MATERIAL SHOWN:
------------------------------------------------------------

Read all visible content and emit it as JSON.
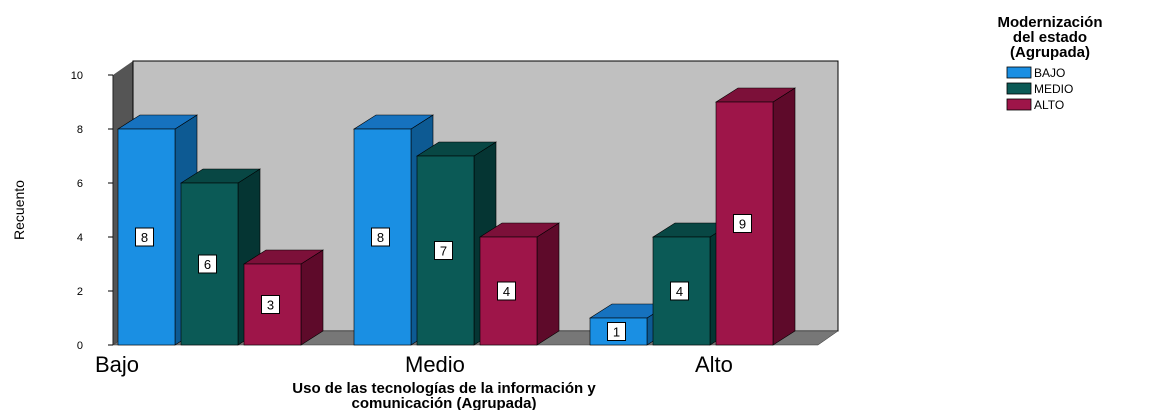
{
  "chart_data": {
    "type": "bar",
    "categories": [
      "Bajo",
      "Medio",
      "Alto"
    ],
    "series": [
      {
        "name": "BAJO",
        "values": [
          8,
          8,
          1
        ],
        "color": "#1a8fe3",
        "side_color": "#0d5a93",
        "top_color": "#1672bf"
      },
      {
        "name": "MEDIO",
        "values": [
          6,
          7,
          4
        ],
        "color": "#0b5a56",
        "side_color": "#053533",
        "top_color": "#084744"
      },
      {
        "name": "ALTO",
        "values": [
          3,
          4,
          9
        ],
        "color": "#9e1549",
        "side_color": "#5e0a2a",
        "top_color": "#7c1039"
      }
    ],
    "xlabel": "Uso de las tecnologías de la información y comunicación (Agrupada)",
    "xlabel_lines": [
      "Uso de las tecnologías de la información y",
      "comunicación (Agrupada)"
    ],
    "ylabel": "Recuento",
    "ylim": [
      0,
      10
    ],
    "yticks": [
      "0",
      "2",
      "4",
      "6",
      "8",
      "10"
    ],
    "legend": {
      "title_lines": [
        "Modernización",
        "del estado",
        "(Agrupada)"
      ],
      "placement": "top-right"
    },
    "grid": false,
    "plot_background": "#c0c0c0"
  }
}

------------------------------------------------------------

EXERCISE BRIEF: Copy every line of the data that holds the string "tecnologías".

TASK RESULT:
    "xlabel": "Uso de las tecnologías de la información y comunicación (Agrupada)",
      "Uso de las tecnologías de la información y",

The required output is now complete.